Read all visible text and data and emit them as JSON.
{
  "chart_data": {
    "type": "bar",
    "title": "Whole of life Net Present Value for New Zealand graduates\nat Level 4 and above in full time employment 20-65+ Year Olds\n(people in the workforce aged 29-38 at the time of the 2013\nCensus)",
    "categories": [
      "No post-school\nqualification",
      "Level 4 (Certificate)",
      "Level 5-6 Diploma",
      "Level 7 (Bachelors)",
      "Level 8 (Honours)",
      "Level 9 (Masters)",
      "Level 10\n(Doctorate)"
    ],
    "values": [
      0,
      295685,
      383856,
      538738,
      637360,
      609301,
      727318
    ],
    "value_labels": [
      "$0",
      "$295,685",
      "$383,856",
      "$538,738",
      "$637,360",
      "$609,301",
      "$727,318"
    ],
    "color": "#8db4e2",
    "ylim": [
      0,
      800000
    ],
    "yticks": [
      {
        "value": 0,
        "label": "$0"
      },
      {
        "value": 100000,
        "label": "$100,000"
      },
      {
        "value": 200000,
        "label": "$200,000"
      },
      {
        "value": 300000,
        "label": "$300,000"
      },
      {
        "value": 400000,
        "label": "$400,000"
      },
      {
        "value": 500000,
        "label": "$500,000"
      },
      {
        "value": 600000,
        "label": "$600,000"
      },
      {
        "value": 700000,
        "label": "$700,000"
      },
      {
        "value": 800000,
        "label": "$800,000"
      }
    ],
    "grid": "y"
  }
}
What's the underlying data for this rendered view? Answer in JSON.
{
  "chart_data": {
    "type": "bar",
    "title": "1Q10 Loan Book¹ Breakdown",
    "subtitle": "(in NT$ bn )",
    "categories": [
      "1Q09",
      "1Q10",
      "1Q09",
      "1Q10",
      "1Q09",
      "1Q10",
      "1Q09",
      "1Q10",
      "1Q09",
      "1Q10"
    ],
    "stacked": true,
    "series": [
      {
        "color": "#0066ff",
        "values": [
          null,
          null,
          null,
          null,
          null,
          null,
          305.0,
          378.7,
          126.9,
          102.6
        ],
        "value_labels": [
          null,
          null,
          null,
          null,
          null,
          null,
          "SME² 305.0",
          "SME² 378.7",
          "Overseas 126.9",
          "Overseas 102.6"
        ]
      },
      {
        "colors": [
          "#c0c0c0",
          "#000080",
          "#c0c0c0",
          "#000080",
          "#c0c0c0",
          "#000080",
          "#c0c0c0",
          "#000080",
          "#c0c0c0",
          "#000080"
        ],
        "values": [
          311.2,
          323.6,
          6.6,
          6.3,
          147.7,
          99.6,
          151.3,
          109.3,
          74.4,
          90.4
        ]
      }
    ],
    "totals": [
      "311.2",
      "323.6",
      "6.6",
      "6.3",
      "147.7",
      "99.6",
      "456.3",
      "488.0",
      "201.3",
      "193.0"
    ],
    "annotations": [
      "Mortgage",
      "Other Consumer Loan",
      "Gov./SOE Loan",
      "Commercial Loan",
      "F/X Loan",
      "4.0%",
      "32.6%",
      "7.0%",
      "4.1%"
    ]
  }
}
● ● ● ●
**EXERCISE DESCRIPTION:**
The full set of records should be duplicated exactly.

**RESULT OF THIS EXERCISE:**
Read all visible text and data and emit them as JSON.
{
  "chart_data": {
    "type": "bar",
    "title": "Whole of life Net Present Value for New Zealand graduates\nat Level 4 and above in full time employment 20-65+ Year Olds\n(people in the workforce aged 29-38 at the time of the 2013\nCensus)",
    "categories": [
      "No post-school\nqualification",
      "Level 4 (Certificate)",
      "Level 5-6 Diploma",
      "Level 7 (Bachelors)",
      "Level 8 (Honours)",
      "Level 9 (Masters)",
      "Level 10\n(Doctorate)"
    ],
    "values": [
      0,
      295685,
      383856,
      538738,
      637360,
      609301,
      727318
    ],
    "value_labels": [
      "$0",
      "$295,685",
      "$383,856",
      "$538,738",
      "$637,360",
      "$609,301",
      "$727,318"
    ],
    "color": "#8db4e2",
    "ylim": [
      0,
      800000
    ],
    "yticks": [
      {
        "value": 0,
        "label": "$0"
      },
      {
        "value": 100000,
        "label": "$100,000"
      },
      {
        "value": 200000,
        "label": "$200,000"
      },
      {
        "value": 300000,
        "label": "$300,000"
      },
      {
        "value": 400000,
        "label": "$400,000"
      },
      {
        "value": 500000,
        "label": "$500,000"
      },
      {
        "value": 600000,
        "label": "$600,000"
      },
      {
        "value": 700000,
        "label": "$700,000"
      },
      {
        "value": 800000,
        "label": "$800,000"
      }
    ],
    "grid": "y"
  }
}
What's the underlying data for this rendered view? Answer in JSON.
{
  "chart_data": {
    "type": "bar",
    "title": "1Q10 Loan Book¹ Breakdown",
    "subtitle": "(in NT$ bn )",
    "categories": [
      "1Q09",
      "1Q10",
      "1Q09",
      "1Q10",
      "1Q09",
      "1Q10",
      "1Q09",
      "1Q10",
      "1Q09",
      "1Q10"
    ],
    "stacked": true,
    "series": [
      {
        "color": "#0066ff",
        "values": [
          null,
          null,
          null,
          null,
          null,
          null,
          305.0,
          378.7,
          126.9,
          102.6
        ],
        "value_labels": [
          null,
          null,
          null,
          null,
          null,
          null,
          "SME² 305.0",
          "SME² 378.7",
          "Overseas 126.9",
          "Overseas 102.6"
        ]
      },
      {
        "colors": [
          "#c0c0c0",
          "#000080",
          "#c0c0c0",
          "#000080",
          "#c0c0c0",
          "#000080",
          "#c0c0c0",
          "#000080",
          "#c0c0c0",
          "#000080"
        ],
        "values": [
          311.2,
          323.6,
          6.6,
          6.3,
          147.7,
          99.6,
          151.3,
          109.3,
          74.4,
          90.4
        ]
      }
    ],
    "totals": [
      "311.2",
      "323.6",
      "6.6",
      "6.3",
      "147.7",
      "99.6",
      "456.3",
      "488.0",
      "201.3",
      "193.0"
    ],
    "annotations": [
      "Mortgage",
      "Other Consumer Loan",
      "Gov./SOE Loan",
      "Commercial Loan",
      "F/X Loan",
      "4.0%",
      "32.6%",
      "7.0%",
      "4.1%"
    ]
  }
}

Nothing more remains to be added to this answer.